## Directions for this task
Copy out all lines where "GIMNASTYCZNE" appears.

## Given entries
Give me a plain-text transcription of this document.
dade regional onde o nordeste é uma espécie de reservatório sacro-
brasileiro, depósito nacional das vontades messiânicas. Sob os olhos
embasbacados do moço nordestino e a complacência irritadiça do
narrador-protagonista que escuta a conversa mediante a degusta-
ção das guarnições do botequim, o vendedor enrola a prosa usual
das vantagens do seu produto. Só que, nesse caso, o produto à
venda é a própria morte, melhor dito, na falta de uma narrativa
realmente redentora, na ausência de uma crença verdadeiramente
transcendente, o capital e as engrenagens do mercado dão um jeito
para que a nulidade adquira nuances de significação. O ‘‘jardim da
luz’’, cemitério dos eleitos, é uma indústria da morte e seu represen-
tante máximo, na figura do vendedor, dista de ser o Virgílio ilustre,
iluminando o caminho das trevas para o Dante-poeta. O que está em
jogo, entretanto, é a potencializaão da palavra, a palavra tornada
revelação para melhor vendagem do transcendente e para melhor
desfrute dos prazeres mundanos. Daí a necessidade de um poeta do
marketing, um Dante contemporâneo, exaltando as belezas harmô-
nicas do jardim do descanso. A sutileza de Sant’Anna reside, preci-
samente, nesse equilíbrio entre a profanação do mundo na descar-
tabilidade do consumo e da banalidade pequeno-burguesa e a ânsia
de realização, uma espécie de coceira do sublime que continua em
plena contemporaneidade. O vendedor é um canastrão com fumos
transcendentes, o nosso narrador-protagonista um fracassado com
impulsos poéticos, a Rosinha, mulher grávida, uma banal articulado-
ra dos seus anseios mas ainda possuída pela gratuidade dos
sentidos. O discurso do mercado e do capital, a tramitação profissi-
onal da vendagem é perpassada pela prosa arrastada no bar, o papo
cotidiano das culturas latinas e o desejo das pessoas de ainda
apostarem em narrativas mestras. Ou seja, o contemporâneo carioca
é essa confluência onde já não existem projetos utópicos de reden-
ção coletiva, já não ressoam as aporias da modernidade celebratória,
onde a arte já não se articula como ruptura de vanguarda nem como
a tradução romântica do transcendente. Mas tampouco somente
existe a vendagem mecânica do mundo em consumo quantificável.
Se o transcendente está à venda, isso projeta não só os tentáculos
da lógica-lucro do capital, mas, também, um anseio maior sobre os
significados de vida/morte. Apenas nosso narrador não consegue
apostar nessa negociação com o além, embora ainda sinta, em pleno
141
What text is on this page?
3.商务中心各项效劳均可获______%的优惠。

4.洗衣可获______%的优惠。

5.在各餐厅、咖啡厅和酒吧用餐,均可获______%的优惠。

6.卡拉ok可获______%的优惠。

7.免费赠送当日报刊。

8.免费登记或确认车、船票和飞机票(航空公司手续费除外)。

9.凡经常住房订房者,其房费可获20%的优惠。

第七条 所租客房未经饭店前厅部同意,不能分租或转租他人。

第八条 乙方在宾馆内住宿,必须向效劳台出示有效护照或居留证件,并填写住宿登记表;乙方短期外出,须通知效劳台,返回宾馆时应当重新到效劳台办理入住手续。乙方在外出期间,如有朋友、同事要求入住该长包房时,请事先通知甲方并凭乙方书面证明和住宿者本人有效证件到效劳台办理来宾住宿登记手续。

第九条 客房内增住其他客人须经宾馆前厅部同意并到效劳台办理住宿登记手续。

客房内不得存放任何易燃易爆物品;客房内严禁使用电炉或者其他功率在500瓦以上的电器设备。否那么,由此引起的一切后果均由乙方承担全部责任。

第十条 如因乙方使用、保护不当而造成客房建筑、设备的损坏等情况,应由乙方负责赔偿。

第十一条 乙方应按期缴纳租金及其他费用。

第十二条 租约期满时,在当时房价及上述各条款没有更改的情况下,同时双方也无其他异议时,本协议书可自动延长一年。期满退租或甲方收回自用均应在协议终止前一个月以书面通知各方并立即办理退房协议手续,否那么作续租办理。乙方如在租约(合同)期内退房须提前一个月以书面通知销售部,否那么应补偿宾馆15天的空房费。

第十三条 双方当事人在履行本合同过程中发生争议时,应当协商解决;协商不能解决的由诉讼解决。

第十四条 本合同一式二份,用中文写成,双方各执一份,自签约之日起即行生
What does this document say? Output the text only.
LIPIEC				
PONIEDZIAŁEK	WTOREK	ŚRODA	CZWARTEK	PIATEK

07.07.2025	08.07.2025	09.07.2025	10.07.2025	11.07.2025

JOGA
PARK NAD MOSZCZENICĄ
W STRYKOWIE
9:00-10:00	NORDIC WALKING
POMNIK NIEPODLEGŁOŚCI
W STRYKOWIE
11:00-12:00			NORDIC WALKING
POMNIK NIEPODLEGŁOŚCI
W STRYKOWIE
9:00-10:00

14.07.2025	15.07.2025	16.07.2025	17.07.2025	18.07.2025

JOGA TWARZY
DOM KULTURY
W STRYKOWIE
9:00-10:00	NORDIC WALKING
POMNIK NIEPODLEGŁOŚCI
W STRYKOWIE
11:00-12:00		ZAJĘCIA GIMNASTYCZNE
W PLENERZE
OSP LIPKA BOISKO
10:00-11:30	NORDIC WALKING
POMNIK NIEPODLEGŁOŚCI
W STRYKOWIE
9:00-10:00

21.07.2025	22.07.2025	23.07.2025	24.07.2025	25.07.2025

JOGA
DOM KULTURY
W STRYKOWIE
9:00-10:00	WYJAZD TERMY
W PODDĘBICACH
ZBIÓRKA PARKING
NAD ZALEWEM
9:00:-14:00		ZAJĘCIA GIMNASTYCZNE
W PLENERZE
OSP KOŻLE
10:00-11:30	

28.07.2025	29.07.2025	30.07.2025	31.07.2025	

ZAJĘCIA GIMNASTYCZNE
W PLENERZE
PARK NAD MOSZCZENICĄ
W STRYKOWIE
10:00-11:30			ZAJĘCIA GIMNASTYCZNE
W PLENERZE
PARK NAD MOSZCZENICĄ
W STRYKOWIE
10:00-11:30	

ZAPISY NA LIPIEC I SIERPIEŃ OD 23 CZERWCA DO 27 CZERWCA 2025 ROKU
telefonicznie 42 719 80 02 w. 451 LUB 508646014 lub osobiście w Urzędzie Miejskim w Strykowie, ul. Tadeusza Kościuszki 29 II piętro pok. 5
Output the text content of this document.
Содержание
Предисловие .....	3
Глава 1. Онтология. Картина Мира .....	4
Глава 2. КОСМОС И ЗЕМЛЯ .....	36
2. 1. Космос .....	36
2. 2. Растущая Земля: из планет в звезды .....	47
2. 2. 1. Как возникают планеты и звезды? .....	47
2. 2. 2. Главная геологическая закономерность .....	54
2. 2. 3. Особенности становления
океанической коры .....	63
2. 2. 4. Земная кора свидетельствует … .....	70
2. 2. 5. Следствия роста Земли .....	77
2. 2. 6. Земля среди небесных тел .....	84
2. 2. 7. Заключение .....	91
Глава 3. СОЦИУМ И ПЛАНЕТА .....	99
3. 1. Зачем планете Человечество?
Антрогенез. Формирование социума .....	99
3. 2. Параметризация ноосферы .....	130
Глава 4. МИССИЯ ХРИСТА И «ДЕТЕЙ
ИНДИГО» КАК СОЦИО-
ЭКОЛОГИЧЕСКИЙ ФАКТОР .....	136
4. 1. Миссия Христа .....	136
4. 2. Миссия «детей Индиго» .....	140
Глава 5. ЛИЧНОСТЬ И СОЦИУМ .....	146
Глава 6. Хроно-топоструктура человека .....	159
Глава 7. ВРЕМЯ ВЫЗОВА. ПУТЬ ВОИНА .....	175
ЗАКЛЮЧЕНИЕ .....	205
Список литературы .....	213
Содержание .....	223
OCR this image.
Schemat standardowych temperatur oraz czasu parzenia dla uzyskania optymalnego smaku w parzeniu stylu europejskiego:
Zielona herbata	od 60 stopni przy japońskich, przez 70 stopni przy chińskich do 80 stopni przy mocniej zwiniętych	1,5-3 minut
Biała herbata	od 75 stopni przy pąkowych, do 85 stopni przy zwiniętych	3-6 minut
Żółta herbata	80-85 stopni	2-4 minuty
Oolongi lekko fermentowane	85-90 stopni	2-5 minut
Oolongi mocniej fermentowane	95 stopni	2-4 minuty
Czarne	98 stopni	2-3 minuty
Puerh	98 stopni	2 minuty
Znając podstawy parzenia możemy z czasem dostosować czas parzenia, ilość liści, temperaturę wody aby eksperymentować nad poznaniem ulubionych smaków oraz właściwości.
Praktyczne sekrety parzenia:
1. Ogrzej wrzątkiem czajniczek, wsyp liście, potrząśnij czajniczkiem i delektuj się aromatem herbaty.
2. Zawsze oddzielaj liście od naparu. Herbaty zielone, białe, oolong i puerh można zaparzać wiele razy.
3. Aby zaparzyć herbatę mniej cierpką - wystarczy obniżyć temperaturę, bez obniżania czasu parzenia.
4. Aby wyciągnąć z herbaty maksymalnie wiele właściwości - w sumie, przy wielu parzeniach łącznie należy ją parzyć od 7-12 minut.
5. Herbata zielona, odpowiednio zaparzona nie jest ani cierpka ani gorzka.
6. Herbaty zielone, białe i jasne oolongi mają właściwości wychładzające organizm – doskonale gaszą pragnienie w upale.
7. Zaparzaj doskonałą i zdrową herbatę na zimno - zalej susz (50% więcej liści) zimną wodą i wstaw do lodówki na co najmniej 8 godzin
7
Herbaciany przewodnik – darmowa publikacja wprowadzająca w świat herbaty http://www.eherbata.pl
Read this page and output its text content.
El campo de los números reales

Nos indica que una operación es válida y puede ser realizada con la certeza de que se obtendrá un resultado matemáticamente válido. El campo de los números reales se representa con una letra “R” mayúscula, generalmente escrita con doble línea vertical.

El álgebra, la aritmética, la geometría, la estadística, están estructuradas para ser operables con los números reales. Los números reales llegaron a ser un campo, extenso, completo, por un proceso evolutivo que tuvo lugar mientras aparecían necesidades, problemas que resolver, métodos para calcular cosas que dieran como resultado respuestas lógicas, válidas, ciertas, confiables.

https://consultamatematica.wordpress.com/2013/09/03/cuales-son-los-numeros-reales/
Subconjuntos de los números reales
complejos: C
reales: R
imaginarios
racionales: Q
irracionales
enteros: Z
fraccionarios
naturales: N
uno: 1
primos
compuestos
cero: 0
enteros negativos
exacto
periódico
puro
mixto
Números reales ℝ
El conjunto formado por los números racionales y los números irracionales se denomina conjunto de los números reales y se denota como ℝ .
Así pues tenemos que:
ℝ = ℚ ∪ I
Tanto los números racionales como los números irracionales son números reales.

## Solution to this task
11:00-12:00		ZAJĘCIA GIMNASTYCZNE
9:00:-14:00		ZAJĘCIA GIMNASTYCZNE
ZAJĘCIA GIMNASTYCZNE
10:00-11:30			ZAJĘCIA GIMNASTYCZNE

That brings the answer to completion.